▶ [Directions]:
Reply with one number: the count of lines in the listing that contain the string "住所からGoogleMapを表示する".

▶ [Given data]:
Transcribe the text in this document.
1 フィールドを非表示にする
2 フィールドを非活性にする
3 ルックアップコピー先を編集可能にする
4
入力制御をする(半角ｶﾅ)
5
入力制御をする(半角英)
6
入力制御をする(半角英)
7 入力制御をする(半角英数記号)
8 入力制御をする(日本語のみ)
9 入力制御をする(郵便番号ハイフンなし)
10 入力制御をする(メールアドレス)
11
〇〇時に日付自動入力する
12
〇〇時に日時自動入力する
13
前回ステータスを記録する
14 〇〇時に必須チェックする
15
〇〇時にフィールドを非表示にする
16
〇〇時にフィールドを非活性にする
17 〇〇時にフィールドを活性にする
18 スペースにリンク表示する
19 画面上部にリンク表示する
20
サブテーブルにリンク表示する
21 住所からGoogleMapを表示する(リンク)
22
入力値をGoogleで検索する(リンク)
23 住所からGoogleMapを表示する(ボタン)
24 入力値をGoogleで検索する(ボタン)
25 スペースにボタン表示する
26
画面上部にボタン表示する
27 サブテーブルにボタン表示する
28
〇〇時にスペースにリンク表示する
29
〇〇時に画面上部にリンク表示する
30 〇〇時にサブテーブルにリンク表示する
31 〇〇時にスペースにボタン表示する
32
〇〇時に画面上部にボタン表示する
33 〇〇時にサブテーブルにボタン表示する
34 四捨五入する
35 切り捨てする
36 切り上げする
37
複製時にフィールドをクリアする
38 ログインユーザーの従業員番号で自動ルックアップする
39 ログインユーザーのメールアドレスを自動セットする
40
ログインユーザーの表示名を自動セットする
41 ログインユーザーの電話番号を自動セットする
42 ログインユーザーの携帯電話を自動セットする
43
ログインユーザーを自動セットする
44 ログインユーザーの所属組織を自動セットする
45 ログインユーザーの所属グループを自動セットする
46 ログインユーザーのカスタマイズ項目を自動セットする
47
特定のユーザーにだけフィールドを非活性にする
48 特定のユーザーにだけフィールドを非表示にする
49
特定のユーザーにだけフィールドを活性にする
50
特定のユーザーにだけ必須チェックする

▶ [Written response]:
2